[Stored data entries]
○ ○ ○ ○

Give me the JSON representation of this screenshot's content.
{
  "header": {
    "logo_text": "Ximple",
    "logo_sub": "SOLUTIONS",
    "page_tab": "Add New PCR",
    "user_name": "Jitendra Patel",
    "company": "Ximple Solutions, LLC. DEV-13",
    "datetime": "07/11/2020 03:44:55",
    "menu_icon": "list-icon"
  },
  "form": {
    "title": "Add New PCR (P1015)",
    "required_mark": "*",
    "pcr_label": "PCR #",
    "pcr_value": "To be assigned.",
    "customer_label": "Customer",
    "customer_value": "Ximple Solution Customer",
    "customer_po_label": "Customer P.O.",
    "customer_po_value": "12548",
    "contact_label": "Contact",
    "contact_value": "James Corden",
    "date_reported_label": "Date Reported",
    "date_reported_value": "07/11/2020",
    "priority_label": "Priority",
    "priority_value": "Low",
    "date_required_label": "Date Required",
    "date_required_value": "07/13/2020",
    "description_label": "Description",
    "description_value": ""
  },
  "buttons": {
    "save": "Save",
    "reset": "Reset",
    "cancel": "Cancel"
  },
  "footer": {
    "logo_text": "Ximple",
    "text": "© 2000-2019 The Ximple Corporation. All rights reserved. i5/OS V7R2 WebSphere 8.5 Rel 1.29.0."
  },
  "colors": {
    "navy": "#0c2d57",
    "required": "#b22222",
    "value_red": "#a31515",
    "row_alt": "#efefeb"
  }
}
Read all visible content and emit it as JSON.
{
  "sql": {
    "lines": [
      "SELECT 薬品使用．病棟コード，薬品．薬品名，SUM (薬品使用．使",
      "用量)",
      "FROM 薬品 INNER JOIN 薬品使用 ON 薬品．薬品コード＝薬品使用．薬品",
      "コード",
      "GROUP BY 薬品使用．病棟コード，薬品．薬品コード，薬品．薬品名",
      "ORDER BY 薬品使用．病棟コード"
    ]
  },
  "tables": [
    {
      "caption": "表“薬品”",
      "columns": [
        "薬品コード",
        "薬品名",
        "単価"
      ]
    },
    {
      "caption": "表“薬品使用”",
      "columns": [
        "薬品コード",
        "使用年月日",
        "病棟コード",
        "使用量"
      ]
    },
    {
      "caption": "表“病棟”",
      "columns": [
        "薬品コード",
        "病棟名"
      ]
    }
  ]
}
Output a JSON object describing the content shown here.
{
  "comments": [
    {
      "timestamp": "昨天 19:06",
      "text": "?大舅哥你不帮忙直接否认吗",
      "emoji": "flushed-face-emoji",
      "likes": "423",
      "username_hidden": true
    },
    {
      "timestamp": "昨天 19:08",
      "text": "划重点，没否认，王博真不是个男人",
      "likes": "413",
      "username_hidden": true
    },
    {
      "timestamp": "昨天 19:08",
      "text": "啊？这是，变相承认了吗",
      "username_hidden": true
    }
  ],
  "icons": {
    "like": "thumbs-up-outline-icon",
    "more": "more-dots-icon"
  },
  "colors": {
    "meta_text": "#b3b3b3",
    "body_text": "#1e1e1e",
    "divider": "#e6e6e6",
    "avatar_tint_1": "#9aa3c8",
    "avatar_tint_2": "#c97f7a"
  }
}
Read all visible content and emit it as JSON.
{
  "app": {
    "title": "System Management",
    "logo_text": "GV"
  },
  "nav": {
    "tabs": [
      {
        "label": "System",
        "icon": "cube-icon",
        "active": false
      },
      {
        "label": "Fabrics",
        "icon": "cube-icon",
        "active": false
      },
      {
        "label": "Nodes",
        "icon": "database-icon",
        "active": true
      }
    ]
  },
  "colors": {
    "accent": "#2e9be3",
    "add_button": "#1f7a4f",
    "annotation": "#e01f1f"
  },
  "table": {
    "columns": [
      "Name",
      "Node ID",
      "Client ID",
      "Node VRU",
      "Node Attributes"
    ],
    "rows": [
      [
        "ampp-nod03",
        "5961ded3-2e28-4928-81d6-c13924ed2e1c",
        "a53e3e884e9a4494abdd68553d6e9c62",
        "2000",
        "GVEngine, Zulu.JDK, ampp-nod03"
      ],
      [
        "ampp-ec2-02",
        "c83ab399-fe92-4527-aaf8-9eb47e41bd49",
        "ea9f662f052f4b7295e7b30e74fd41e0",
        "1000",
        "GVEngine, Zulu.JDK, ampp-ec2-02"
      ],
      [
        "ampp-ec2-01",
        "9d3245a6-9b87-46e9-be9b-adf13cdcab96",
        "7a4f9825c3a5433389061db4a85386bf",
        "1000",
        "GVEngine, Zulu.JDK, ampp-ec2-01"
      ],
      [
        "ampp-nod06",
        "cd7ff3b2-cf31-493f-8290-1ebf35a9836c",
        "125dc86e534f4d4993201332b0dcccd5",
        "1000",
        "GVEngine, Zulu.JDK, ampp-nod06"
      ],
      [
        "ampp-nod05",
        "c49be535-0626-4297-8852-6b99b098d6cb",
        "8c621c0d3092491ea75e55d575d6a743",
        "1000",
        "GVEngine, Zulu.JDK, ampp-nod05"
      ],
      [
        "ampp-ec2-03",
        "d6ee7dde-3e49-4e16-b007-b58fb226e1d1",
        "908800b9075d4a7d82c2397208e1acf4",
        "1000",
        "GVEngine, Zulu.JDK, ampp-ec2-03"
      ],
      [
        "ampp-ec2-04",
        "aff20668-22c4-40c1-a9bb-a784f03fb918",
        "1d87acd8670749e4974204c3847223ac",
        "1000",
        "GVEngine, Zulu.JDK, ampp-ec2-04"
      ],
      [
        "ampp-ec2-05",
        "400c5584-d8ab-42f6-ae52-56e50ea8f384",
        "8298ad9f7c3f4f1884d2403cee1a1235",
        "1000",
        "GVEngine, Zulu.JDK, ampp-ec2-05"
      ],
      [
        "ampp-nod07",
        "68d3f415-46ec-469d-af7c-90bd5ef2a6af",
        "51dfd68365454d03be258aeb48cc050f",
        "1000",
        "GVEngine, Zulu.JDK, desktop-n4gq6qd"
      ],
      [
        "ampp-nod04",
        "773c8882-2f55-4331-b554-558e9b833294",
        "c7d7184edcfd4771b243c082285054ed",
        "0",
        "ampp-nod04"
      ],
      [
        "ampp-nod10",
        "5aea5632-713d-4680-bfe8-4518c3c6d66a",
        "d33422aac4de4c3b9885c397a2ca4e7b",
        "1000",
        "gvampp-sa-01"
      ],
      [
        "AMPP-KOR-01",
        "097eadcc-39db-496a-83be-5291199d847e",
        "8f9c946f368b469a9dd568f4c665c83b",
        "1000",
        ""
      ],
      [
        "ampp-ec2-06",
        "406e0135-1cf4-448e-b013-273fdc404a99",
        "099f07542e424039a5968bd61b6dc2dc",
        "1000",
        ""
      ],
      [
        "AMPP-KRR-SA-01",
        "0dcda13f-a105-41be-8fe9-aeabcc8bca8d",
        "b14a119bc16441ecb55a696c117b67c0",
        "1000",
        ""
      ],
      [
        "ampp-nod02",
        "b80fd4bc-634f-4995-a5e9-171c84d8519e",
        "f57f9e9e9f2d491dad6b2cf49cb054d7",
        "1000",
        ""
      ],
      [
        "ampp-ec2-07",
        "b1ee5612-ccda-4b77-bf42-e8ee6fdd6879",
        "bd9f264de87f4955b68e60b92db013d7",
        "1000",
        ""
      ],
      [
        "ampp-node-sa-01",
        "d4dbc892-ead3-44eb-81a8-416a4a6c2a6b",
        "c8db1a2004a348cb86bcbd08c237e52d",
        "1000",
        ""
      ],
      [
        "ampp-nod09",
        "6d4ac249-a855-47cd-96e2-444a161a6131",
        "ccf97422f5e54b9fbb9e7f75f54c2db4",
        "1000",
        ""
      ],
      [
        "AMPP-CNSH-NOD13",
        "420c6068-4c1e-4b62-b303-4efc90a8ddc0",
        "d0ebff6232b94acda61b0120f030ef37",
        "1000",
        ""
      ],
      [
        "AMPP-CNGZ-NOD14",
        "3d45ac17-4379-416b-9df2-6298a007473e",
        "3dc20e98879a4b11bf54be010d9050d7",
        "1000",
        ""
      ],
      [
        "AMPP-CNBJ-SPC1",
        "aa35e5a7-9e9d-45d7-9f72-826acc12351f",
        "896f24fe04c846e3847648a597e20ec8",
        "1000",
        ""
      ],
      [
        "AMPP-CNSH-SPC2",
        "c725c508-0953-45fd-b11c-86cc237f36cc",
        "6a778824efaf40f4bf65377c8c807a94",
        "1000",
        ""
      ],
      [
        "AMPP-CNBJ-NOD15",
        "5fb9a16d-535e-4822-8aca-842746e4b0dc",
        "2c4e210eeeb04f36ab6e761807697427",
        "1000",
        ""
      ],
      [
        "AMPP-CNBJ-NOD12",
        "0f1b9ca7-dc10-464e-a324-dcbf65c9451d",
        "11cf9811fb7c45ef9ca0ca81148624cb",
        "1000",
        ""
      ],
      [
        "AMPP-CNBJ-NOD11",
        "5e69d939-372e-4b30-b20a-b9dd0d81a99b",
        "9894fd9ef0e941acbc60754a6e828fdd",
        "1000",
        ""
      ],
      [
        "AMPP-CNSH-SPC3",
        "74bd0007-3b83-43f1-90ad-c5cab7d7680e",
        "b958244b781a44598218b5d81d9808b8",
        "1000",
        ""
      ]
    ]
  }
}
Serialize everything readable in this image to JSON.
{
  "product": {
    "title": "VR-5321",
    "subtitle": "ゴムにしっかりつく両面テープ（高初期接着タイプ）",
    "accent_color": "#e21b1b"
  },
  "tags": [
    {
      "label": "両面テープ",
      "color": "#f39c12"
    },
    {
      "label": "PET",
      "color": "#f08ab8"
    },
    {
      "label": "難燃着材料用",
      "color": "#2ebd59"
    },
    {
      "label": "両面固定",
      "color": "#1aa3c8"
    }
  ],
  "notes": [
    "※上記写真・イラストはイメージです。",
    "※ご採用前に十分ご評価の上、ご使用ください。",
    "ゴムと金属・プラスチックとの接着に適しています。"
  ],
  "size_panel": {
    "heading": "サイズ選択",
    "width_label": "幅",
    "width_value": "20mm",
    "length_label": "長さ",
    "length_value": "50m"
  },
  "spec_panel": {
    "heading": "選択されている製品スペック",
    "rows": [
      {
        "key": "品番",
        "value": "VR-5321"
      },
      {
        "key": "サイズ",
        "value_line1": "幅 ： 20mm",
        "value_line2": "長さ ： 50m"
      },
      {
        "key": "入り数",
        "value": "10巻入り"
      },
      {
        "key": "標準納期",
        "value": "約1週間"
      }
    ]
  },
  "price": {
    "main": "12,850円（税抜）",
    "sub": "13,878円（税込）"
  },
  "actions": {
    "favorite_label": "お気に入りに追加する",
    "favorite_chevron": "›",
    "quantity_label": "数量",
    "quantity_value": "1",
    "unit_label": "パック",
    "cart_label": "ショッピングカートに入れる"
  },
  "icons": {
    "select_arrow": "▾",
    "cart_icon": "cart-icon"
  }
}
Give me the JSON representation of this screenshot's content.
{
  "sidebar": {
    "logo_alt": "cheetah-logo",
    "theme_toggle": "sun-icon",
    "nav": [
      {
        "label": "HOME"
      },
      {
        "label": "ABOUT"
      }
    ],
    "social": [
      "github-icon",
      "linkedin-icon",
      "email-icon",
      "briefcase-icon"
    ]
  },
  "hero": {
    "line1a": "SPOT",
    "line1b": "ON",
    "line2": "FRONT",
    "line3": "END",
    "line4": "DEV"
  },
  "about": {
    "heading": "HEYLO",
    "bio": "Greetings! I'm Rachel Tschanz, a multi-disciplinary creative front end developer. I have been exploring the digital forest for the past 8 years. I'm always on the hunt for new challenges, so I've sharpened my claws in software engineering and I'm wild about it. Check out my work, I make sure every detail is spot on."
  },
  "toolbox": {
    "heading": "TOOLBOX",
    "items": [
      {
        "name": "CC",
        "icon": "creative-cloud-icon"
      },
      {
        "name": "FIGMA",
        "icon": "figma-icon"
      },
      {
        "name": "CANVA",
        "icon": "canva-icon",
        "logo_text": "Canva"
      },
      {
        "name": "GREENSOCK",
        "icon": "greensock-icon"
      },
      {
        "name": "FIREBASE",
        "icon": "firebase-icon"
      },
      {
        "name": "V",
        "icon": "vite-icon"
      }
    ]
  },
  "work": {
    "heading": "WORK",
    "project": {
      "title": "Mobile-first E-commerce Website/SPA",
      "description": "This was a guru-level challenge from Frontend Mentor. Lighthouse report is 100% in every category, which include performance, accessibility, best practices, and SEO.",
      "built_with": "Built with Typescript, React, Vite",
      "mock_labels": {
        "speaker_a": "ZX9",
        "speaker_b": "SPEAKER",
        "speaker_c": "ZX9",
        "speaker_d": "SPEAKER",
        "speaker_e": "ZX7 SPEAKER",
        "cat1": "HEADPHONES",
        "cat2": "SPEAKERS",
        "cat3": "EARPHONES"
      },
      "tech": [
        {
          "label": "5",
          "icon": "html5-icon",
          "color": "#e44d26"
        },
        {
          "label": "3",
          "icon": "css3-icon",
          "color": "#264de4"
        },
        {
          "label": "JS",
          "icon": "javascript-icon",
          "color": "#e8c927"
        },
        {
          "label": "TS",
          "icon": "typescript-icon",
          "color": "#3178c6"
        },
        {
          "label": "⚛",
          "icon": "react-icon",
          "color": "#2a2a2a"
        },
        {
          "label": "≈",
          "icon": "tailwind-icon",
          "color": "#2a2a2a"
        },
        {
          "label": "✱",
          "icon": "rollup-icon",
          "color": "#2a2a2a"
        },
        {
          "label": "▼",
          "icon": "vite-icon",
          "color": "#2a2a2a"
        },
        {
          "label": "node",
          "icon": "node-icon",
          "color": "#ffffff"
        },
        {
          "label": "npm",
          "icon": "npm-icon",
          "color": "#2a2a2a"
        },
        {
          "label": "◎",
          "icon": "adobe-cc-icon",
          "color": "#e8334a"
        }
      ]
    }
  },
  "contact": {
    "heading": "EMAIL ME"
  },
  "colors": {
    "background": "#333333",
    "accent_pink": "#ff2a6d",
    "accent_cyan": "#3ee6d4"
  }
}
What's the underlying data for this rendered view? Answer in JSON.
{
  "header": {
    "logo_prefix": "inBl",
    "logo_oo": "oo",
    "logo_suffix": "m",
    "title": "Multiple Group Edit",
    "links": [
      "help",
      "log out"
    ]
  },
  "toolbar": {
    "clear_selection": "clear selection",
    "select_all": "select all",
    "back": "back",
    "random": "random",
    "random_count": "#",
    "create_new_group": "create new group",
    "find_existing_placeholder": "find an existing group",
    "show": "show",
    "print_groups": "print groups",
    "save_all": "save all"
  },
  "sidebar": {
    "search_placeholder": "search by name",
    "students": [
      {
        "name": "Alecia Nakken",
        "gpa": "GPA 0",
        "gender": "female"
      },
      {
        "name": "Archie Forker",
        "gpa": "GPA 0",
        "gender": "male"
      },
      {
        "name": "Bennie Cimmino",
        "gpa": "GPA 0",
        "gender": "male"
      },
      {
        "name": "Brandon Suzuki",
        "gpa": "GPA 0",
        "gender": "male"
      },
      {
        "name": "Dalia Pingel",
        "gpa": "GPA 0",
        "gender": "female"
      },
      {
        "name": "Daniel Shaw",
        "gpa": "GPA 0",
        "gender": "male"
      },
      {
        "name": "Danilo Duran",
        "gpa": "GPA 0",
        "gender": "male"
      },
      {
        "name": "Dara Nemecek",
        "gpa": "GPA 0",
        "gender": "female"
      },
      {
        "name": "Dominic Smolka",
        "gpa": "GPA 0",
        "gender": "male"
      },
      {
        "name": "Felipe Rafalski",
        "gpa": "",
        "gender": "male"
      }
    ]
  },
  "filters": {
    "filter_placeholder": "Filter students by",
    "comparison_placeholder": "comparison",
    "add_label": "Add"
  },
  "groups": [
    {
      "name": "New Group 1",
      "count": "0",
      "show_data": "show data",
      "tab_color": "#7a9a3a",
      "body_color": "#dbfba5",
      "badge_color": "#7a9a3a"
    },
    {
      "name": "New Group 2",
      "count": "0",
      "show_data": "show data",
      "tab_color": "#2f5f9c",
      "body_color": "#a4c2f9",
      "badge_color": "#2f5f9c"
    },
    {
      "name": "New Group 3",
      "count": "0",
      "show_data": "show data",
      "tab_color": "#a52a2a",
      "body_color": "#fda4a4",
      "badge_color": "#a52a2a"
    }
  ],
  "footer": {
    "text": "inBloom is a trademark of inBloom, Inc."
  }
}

○ ○ ○ ○

Exercise>
Read the entries and pick out all lines that include the word "CNBJ".

Full output>
        "AMPP-CNBJ-SPC1",
        "AMPP-CNBJ-NOD15",
        "AMPP-CNBJ-NOD12",
        "AMPP-CNBJ-NOD11",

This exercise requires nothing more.